## 任务要求 1
根据网页文字，判断下面三句话对不对：(a) 街道的 one-way 取 1，表示这条街只能从 V1 走到 V2；(b) 最短路不止一条时，输出经过路口最少的那条；(c) N 最大可以到 1000。每句答"是"或"否"，并原样引用网页文字里起决定作用的字句。

## 网页文字
════════════════════

原题目:
原题链接:https://www.patest.cn/contests/pat-a-practise/1111
1111. Online Map (30)
Input our current position and a destination, an online map can recommend several paths. Now your job is to recommend two paths to your user: one is the shortest, and the other is the fastest. It is guaranteed that a path exists for any request.
Input Specification:
Each input file contains one test case. For each case, the first line gives two positive integers N (2 <= N <= 500), and M, being the total number of streets intersections on a map, and the number of streets, respectively. Then M lines follow, each describes a street in the format:
V1 V2 one-way length timewhere V1 and V2 are the indices (from 0 to N-1) of the two ends of the street; one-way is 1 if the street is one-way from V1 to V2, or 0 if not; length is the length of the street; and time is the time taken to pass the street.
Finally a pair of source and destination is given.
Output Specification:
For each case, first print the shortest path from the source to the destination with distance D in the format:
Distance = D: source -> v1 -> … -> destination
Then in the next line print the fastest path with total time T:
Time = T: source -> w1 -> … -> destination
In case the shortest path is not unique, output the fastest one among the shortest paths, which is guaranteed to be unique. In case the fastest path is not unique, output the one that passes through the fewest intersections, which is guaranteed to be unique.
In case the shortest and the fastest paths are identical, print them in one line in the format:
Distance = D; Time = T: source -> u1 -> … -> destination
Sample Input 1:
10 15
0 1 0 1 1
8 0 0 1 1
4 8 1 1 1
3 4 0 3 2
3 9 1 4 1
0 6 0 1 1
7 5 1 2 1
8 5 1 2 1
2 3 0 2 2
2 1 1 1 1
1 3 0 3 1
1 4 0 1 1
9 7 1 3 1
5 1 0 5 2
6 5 1 1 2
3 5
Sample Output 1:
Distance = 6: 3 -> 4 -> 8 -> 5
Time = 3: 3 -> 1 -> 5
Sample Input 2:
7 9
0 4 1 1 1
1 6 1 1 3
2 6 1 1 1
2 5 1 2 2
3 0 0 1 1
3 1 1 1 3
3 2 1 1 2
4 5 0 2 2
6 5 1 1 2
3 5
Sample Output 2:
Distance = 3; Time = 4: 3 -> 2 -> 5
题目大意
给出一个图,求最短路。输入首行为N,M表示节点数和路径数。

════════════════════

## 已存的行
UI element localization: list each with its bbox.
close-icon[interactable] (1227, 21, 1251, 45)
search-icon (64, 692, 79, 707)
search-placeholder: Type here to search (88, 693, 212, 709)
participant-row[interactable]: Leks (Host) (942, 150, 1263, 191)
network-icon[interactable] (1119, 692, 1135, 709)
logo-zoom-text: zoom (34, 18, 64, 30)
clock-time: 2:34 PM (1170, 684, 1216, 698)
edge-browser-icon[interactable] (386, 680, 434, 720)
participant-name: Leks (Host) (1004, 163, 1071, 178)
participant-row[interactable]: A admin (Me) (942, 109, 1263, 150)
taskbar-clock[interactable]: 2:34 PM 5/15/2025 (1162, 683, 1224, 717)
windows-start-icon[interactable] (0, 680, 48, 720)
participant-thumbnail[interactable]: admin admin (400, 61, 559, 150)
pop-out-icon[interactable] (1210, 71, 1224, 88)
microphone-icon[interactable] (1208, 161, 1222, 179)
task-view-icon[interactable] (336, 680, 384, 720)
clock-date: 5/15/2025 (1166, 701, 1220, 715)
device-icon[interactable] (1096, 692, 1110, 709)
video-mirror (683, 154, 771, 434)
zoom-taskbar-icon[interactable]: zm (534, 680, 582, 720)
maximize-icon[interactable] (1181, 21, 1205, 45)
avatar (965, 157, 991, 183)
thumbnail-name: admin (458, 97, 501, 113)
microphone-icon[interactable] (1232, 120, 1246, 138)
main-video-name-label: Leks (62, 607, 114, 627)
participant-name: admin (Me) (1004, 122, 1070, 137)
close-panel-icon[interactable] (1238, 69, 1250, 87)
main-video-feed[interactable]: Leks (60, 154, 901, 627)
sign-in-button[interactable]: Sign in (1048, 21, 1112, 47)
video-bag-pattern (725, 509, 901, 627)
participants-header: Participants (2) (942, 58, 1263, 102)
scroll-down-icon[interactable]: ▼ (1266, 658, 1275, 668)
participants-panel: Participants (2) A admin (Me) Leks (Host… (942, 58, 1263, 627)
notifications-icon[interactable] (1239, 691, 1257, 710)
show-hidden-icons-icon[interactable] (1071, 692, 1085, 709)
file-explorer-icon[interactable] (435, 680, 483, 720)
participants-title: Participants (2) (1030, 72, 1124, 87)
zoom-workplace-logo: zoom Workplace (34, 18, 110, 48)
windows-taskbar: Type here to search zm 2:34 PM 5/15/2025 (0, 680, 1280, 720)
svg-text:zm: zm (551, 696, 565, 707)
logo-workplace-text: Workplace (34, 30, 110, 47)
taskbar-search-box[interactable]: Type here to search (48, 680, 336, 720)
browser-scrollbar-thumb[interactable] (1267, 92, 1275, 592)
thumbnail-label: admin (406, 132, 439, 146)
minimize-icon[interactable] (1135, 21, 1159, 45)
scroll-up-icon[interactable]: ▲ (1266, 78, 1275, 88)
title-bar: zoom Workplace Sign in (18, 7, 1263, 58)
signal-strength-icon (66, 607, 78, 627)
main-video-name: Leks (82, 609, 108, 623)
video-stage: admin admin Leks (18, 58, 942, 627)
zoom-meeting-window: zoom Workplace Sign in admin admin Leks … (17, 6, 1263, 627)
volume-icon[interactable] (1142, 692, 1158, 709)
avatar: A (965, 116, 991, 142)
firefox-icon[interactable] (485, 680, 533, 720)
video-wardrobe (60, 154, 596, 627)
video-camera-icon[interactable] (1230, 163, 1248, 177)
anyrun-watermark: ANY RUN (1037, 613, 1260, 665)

════════════════════

## 任务要求 2
把已存的行从第一行起，一直到含有"network-icon[interactable] (1119, 692, 1135, 709)"的那一行（首尾都算），放进一个 JSON 字符串列表，每行一个字符串，空行不要。

## 参考答案 1
(a) 是。"one-way is 1 if the street is one-way from V1 to V2"
(b) 否。"In case the shortest path is not unique, output the fastest one among the shortest paths"
(c) 否。"N (2 <= N <= 500)"

## 参考答案 2
[
  "UI element localization: list each with its bbox.",
  "close-icon[interactable] (1227, 21, 1251, 45)",
  "search-icon (64, 692, 79, 707)",
  "search-placeholder: Type here to search (88, 693, 212, 709)",
  "participant-row[interactable]: Leks (Host) (942, 150, 1263, 191)",
  "network-icon[interactable] (1119, 692, 1135, 709)"
]